[Records from a data collection]
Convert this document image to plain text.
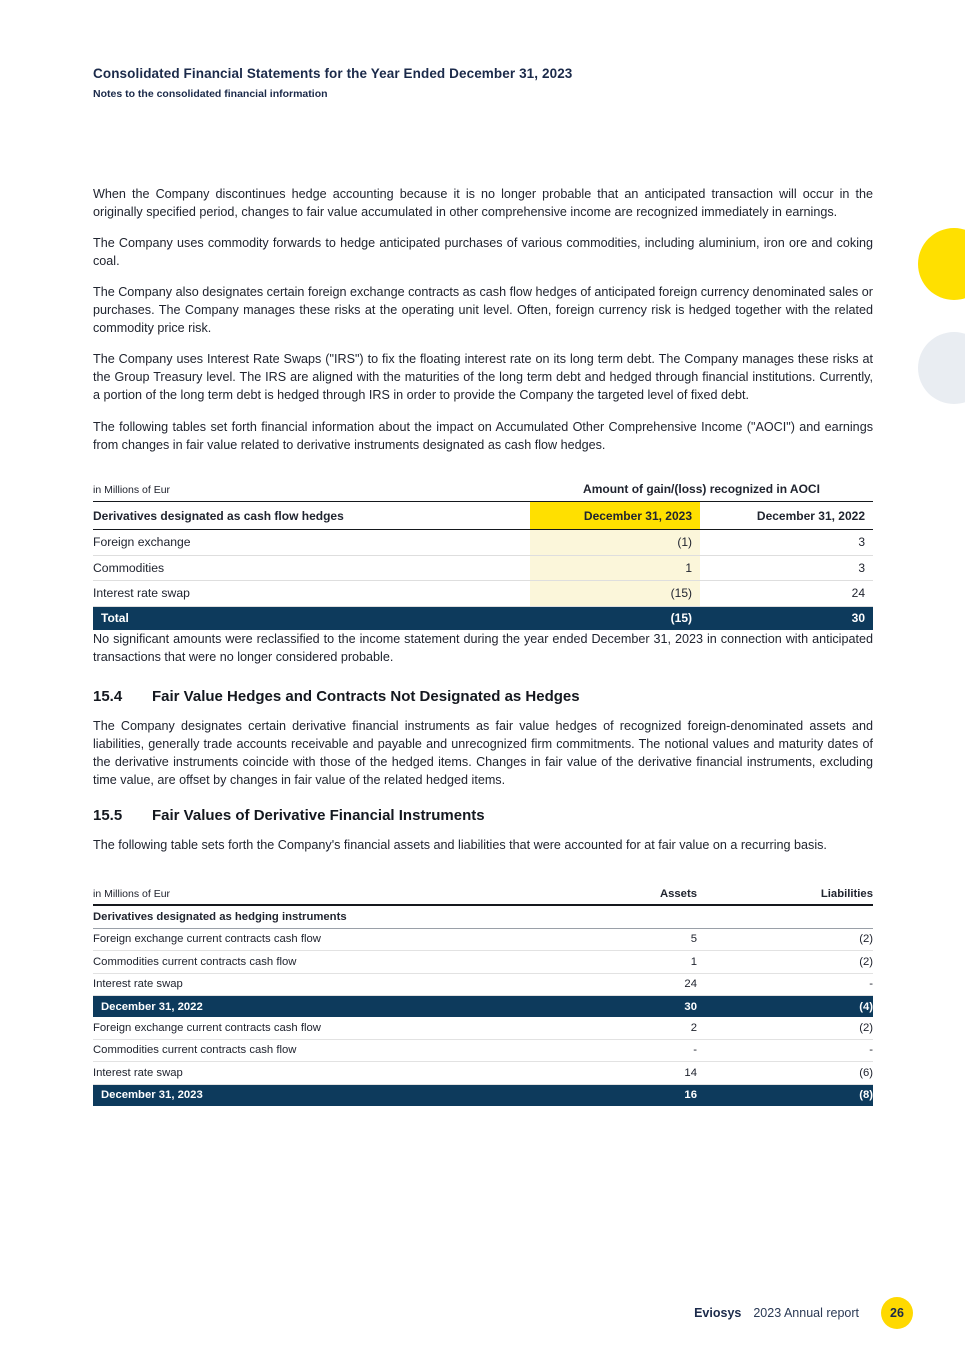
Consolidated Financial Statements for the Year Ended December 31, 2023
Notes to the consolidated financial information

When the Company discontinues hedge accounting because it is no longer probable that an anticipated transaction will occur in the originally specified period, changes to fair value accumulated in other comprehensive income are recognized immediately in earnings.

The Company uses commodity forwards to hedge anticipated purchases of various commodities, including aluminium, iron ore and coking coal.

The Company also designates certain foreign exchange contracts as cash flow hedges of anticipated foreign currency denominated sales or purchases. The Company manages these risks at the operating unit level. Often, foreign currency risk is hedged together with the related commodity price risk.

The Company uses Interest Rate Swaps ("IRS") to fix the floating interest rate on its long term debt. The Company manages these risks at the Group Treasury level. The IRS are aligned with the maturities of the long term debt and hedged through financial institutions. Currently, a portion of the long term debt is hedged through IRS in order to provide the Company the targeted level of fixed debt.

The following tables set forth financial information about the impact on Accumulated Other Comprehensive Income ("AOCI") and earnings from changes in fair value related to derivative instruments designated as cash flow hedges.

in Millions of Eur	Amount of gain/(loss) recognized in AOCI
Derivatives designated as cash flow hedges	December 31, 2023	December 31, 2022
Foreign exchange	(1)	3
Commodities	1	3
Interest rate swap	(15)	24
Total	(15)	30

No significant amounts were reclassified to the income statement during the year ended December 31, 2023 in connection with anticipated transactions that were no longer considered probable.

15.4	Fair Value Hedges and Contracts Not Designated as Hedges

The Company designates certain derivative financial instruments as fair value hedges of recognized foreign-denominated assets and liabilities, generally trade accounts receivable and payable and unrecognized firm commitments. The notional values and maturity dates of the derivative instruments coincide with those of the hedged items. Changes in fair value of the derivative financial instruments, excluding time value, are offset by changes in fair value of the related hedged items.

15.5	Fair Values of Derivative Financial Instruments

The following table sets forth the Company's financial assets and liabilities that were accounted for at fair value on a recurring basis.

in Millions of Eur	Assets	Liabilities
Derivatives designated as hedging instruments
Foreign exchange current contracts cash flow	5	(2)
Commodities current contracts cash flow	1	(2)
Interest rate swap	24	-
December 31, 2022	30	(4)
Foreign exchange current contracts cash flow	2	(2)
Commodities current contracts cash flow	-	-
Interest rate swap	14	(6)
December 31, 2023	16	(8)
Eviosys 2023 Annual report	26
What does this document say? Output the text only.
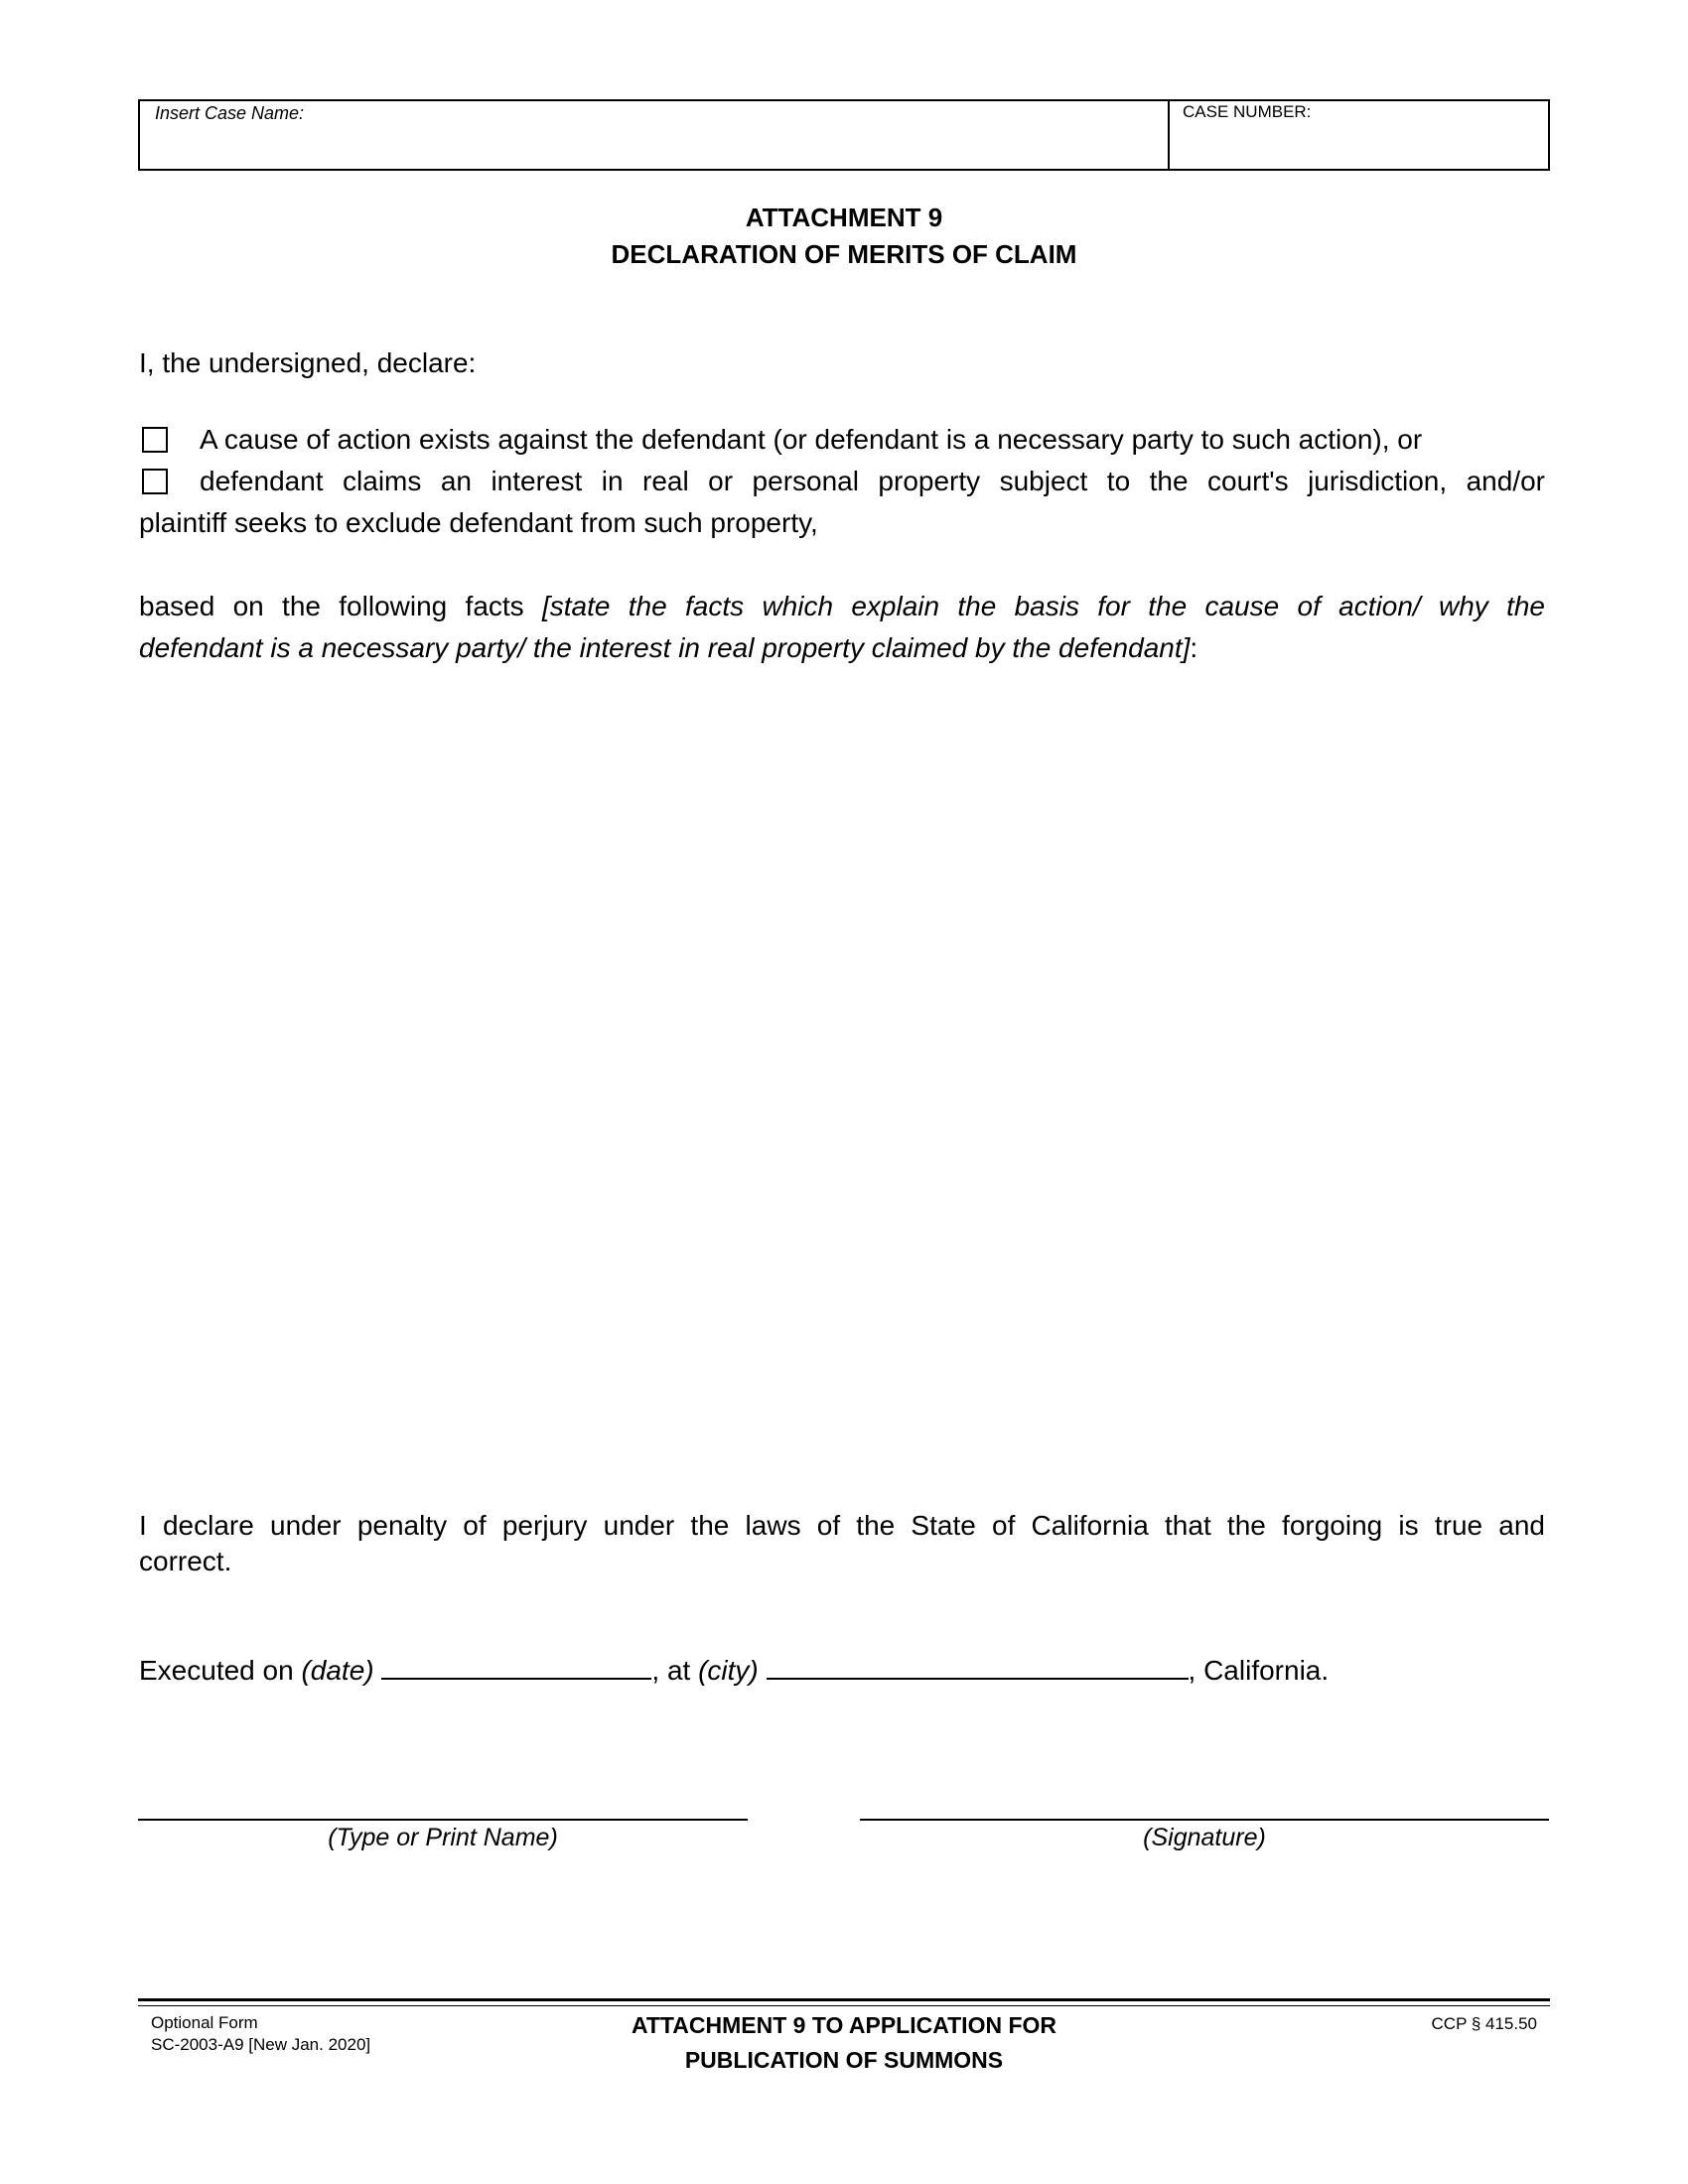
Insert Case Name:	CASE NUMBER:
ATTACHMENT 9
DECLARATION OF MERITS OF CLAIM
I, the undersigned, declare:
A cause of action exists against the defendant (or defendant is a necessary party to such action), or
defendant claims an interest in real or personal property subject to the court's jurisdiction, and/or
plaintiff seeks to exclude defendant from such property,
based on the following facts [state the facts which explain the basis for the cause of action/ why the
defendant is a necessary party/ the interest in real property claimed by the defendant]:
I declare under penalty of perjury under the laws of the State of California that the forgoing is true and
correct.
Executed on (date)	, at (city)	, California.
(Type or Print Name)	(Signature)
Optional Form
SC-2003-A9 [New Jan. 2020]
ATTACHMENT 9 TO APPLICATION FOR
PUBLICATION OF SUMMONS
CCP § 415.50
==
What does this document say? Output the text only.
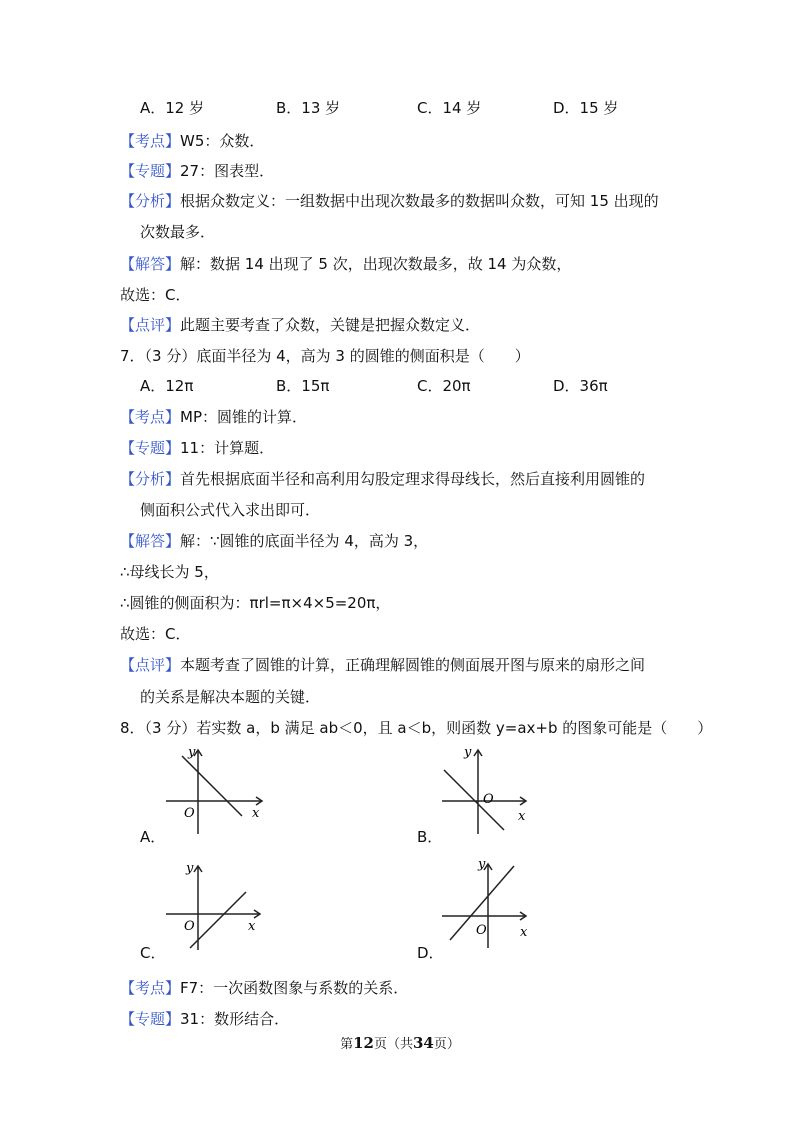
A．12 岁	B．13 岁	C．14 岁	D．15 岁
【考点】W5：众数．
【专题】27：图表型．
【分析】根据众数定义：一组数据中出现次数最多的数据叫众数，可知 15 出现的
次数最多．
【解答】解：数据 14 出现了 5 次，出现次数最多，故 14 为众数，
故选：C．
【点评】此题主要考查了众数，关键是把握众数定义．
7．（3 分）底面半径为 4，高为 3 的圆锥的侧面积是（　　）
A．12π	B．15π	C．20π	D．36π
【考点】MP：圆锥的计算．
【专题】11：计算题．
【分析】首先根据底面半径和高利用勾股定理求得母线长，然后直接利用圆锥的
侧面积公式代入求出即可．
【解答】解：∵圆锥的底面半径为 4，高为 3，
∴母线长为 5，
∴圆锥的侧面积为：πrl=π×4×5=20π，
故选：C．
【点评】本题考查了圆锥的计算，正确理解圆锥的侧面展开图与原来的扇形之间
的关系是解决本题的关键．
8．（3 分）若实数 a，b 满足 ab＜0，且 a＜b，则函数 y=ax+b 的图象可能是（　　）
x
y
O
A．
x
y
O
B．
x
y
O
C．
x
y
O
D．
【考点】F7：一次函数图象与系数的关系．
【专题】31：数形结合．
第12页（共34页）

What you are asked to do: List every line above that contains the word "following".

Task output:
The following tables set forth financial information about the impact on Accumulated Other Comprehensive Income ("AOCI") and earnings from changes in fair value related to derivative instruments designated as cash flow hedges.
The following table sets forth the Company's financial assets and liabilities that were accounted for at fair value on a recurring basis.
based on the following facts [state the facts which explain the basis for the cause of action/ why the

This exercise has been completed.